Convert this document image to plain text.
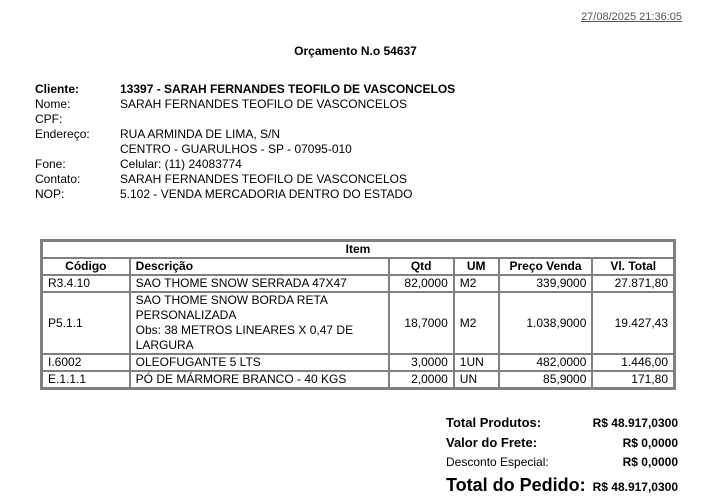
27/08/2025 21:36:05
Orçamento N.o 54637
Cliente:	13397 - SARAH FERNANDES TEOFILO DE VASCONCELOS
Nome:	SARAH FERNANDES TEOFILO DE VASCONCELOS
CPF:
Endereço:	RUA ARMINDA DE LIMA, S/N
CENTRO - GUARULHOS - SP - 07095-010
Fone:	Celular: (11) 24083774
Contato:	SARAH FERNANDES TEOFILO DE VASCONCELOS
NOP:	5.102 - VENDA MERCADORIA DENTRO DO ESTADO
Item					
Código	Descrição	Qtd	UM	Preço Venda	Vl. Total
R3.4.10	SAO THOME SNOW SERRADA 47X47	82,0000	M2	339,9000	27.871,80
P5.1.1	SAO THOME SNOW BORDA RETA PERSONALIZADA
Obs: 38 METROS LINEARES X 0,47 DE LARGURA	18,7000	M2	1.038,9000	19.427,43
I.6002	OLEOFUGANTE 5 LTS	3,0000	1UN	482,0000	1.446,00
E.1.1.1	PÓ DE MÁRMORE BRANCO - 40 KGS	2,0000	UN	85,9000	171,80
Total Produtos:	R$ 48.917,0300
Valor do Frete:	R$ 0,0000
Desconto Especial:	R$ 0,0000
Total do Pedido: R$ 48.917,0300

_Exercise objective:_ Omit the images and transcribe all of the records above word for word.

_Correct response:_
Convert this document image to plain text.
27/08/2025 21:36:05
Orçamento N.o 54637
Cliente:	13397 - SARAH FERNANDES TEOFILO DE VASCONCELOS
Nome:	SARAH FERNANDES TEOFILO DE VASCONCELOS
CPF:
Endereço:	RUA ARMINDA DE LIMA, S/N
CENTRO - GUARULHOS - SP - 07095-010
Fone:	Celular: (11) 24083774
Contato:	SARAH FERNANDES TEOFILO DE VASCONCELOS
NOP:	5.102 - VENDA MERCADORIA DENTRO DO ESTADO
Item					
Código	Descrição	Qtd	UM	Preço Venda	Vl. Total
R3.4.10	SAO THOME SNOW SERRADA 47X47	82,0000	M2	339,9000	27.871,80
P5.1.1	SAO THOME SNOW BORDA RETA PERSONALIZADA
Obs: 38 METROS LINEARES X 0,47 DE LARGURA	18,7000	M2	1.038,9000	19.427,43
I.6002	OLEOFUGANTE 5 LTS	3,0000	1UN	482,0000	1.446,00
E.1.1.1	PÓ DE MÁRMORE BRANCO - 40 KGS	2,0000	UN	85,9000	171,80
Total Produtos:	R$ 48.917,0300
Valor do Frete:	R$ 0,0000
Desconto Especial:	R$ 0,0000
Total do Pedido: R$ 48.917,0300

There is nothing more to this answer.